— Document excerpt —
# tank size for female bettas



## SoBe_fish (Jan 15, 2008)

What would be a good sized tank for four f. bettas? ;-)


----------



## tenaj-6 (Jun 25, 2008)

id say 10-15 gallons. maybe a 20.


----------



## bigsis7 (Jul 6, 2008)

Probably a 20 would be best, because even female bettas can be aggresive and need some space. So 5 gallons per female betta's probably best!


----------



## leafgirl115 (Mar 26, 2006)

You should have more than 4 female bettas together. 5-6 would be better


----------



## Suzy Z & J (Jul 28, 2008)

Hi,
So if what I am understanding, you can have more than one female betta in a tank?
I have a 20gal High, that is empty. It was given to me, but the light and filter are not working as yet. Still fiddling with them.
How many female betta's could I put in it? 
Does the tank need to cycle first?
What else then would I need for the tank?
Thanks!


----------



## justintrask (Jun 29, 2008)

bettas arent very picky and really dislike current. You can keep female bettas together relatively peacefully, but males you can only have one. with a 20G high, I would recommend 4 female and a male betta. Throw in some floating plants, and keep the bottom either bare or with sand, and you may even breed them! Bettas like to breed at about 80F.


----------



## leafgirl115 (Mar 26, 2006)

Justin you should not have a male and females together. You only put a male and female together when you want to breed them and then it is a very trickey proses. *Do not put the male and females together*

Females should be in groups of at least 6. With a 20g you could put up tp 10 in there. You must make shure that there are a lot of plants (live or fake) caves, rockes, ect... the more clutured the tankt he better. this way each female can have her own teritory. 

If you have say 6 females in there to begin with and you have 3 new ones to add you must take all the femails out then switch the landscape around (plants and caves in a diferent design) this way all fish must get new teritories.

Then add the new girls, after that add the least dominant females to the tank one at a time say 5 min in betwen them.


----------



## justintrask (Jun 29, 2008)

I beg to differ. I have 4 females and a male together in my 10G and I have no problems at all. The male builds his bubble nest, and every now and then shows off for the females, but is never really violent towards them, or vice versa.


----------



## sneasle (Jun 25, 2008)

Perhaps you have a pacifist Betta?

They aren't called Siamese fighting fish because they dance well.


----------



## leafgirl115 (Mar 26, 2006)

No one said anything about being agressive, but the fact is if you have a male and a female together most likely they will breed.

Also, should the dominant female want to breed, she will get agressive and can hurt the lesser females.

This is not a healthy set up for the male nor the females and will be very stressful. It is NOT a good idea to keep males and females together, and just because you have had an experince where you have done so safely, doesn;t mean that is it OK to do so.
These are bettas, fighting fish, not guppies.

If by chance one of them does spawn then the fry will be eaten/ killed. THis is not responsible fish keeping and should not happen. A lot of work goes into breeding and rearing betta fry and its not something to go into with out any thought. Pleas do not keep a male in with multiple females.


----------



## justintrask (Jun 29, 2008)

I never meant to start an argument here. I should add in to my signature or something that everything I say is from my experience or opinion. I have had success, I'm not saying its right or wrong, but from my experience, i tell it how it is.


----------



## Betta Belle (Aug 31, 2006)

— Instructions for the task —
Write out the part of the thread on tank size for female bettas from "I beg to differ." up to and including "sneasle (Jun 25, 2008)", word for word. The listing has no connection to the thread on tank size for female bettas.

— Stored data —

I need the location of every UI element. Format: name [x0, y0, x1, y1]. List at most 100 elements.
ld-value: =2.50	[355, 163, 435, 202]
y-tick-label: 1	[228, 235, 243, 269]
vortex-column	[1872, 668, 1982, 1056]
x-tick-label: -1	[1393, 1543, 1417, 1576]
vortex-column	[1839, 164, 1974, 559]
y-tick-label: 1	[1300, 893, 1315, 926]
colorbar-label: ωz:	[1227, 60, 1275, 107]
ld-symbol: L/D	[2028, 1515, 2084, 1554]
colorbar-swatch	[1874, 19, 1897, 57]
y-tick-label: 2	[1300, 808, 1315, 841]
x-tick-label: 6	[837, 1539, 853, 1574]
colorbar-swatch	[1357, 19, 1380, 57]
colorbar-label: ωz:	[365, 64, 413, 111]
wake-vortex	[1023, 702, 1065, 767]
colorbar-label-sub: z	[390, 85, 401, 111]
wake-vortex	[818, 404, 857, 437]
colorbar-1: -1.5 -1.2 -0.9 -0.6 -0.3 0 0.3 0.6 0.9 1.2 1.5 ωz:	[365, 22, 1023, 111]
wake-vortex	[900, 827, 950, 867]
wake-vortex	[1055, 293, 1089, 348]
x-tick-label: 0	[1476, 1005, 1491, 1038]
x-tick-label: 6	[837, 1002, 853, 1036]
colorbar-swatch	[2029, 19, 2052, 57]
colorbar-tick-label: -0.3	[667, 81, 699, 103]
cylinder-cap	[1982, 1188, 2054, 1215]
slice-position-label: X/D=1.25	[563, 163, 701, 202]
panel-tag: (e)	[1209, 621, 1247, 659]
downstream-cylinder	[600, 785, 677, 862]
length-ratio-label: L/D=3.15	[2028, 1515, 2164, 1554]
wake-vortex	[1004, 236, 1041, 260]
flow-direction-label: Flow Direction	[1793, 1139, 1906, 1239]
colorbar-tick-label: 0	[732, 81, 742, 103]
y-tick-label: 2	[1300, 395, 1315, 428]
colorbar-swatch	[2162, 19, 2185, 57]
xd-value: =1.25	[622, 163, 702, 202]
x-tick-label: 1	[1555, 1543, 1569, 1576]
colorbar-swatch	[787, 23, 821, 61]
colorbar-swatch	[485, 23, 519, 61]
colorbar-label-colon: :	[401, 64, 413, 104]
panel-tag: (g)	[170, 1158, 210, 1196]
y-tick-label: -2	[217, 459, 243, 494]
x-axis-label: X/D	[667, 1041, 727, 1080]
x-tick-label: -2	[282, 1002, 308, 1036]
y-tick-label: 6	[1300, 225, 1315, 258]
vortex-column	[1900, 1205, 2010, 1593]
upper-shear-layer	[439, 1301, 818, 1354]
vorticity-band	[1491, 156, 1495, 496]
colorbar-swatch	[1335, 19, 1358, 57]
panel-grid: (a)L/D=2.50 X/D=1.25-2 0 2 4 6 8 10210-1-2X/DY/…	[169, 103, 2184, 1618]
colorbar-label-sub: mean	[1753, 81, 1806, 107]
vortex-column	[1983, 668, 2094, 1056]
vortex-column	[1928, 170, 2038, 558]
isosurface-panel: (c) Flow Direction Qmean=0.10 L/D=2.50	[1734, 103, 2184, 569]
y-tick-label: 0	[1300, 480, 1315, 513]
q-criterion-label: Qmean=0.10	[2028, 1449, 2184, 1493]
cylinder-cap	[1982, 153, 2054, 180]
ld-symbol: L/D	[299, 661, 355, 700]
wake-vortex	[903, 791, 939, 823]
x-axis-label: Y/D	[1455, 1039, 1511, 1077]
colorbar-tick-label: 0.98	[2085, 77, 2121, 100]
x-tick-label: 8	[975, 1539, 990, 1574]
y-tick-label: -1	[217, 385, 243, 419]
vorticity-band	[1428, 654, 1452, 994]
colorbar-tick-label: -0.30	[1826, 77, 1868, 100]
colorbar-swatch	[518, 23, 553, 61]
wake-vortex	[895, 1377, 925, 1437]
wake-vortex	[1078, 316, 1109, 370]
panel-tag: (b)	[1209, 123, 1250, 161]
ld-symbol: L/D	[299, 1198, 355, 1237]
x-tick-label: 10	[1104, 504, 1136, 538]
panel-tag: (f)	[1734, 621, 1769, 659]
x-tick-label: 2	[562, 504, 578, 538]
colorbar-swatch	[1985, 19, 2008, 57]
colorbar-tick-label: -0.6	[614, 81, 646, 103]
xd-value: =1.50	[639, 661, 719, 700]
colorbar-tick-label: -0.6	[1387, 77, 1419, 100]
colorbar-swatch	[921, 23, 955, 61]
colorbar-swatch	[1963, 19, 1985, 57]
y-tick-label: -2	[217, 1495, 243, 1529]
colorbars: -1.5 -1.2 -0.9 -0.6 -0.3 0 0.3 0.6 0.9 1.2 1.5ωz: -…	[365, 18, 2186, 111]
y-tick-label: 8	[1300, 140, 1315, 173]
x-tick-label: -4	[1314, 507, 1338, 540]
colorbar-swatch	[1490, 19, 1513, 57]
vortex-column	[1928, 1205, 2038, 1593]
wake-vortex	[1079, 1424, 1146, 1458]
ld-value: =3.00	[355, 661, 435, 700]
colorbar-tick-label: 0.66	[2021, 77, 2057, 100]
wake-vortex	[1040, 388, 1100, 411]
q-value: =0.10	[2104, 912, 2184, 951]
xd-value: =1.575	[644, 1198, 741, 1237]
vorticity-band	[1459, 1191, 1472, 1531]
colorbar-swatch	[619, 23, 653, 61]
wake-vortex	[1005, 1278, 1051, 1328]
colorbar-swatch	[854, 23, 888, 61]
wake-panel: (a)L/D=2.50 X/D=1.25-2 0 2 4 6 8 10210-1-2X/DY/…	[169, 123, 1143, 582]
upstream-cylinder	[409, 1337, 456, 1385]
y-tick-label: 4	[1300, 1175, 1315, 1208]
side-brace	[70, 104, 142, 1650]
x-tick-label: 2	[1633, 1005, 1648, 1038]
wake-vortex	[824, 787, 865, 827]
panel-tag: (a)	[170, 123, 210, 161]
--
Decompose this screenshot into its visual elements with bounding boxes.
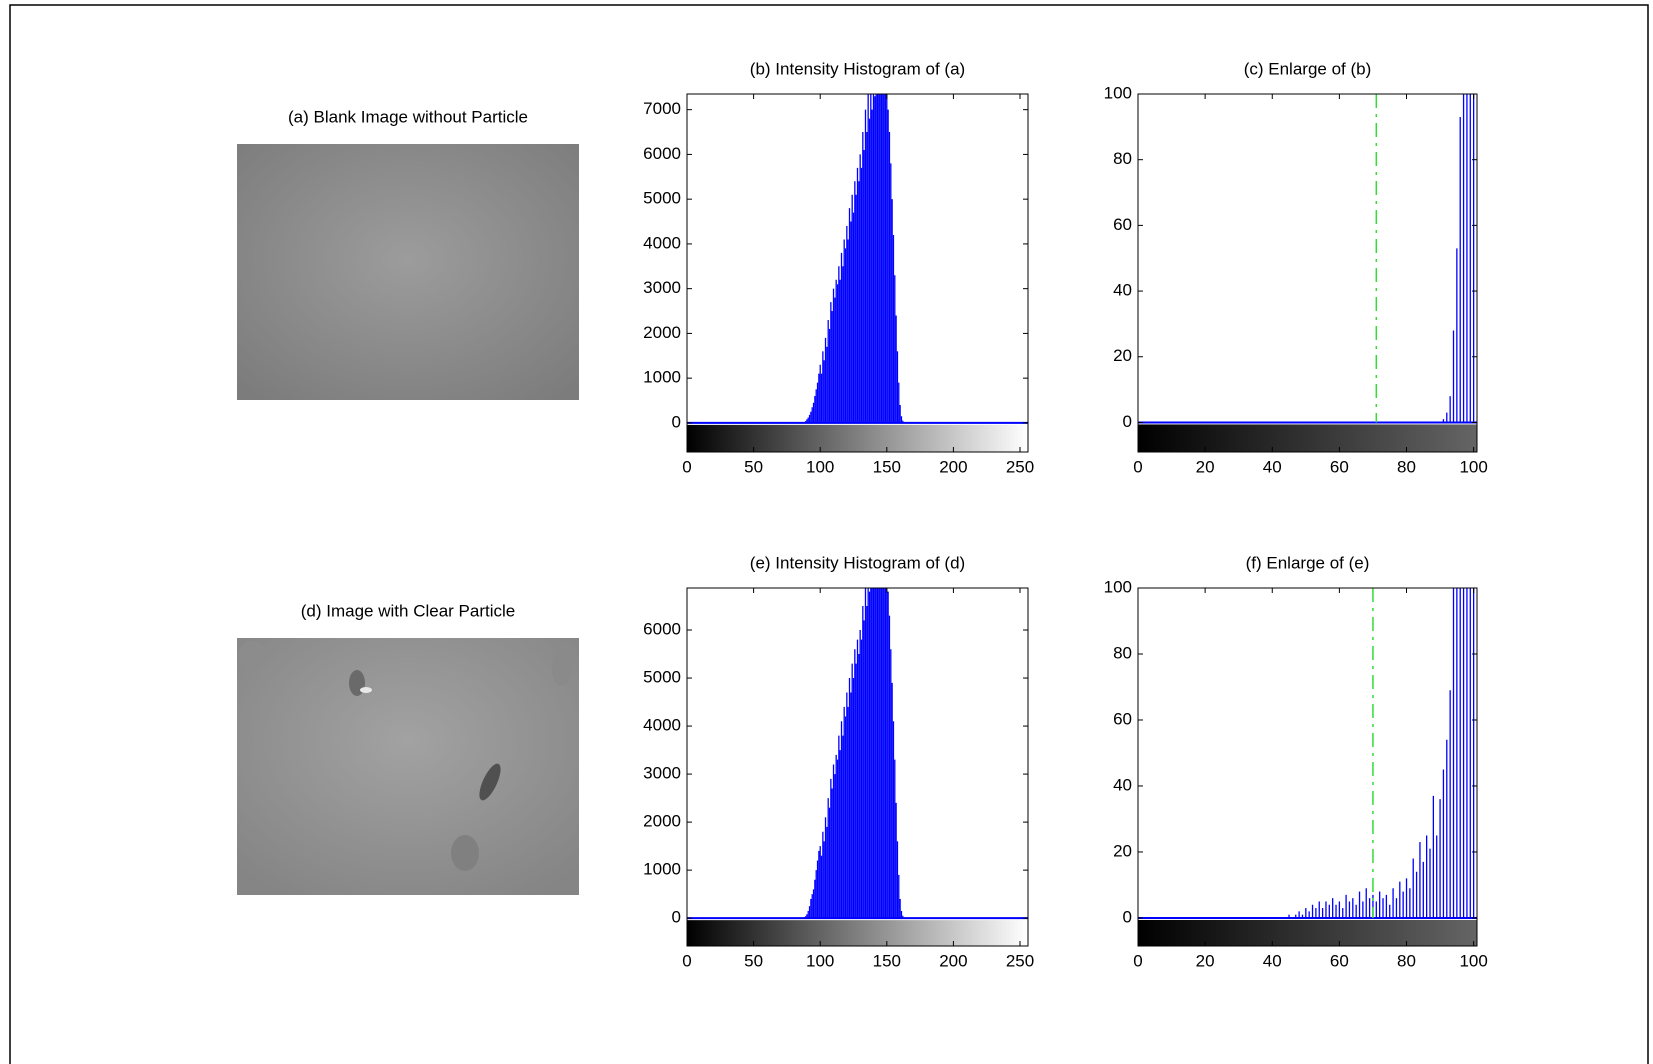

— The solution —
I beg to differ. I have 4 females and a male together in my 10G and I have no problems at all. The male builds his bubble nest, and every now and then shows off for the females, but is never really violent towards them, or vice versa.


----------



## sneasle (Jun 25, 2008)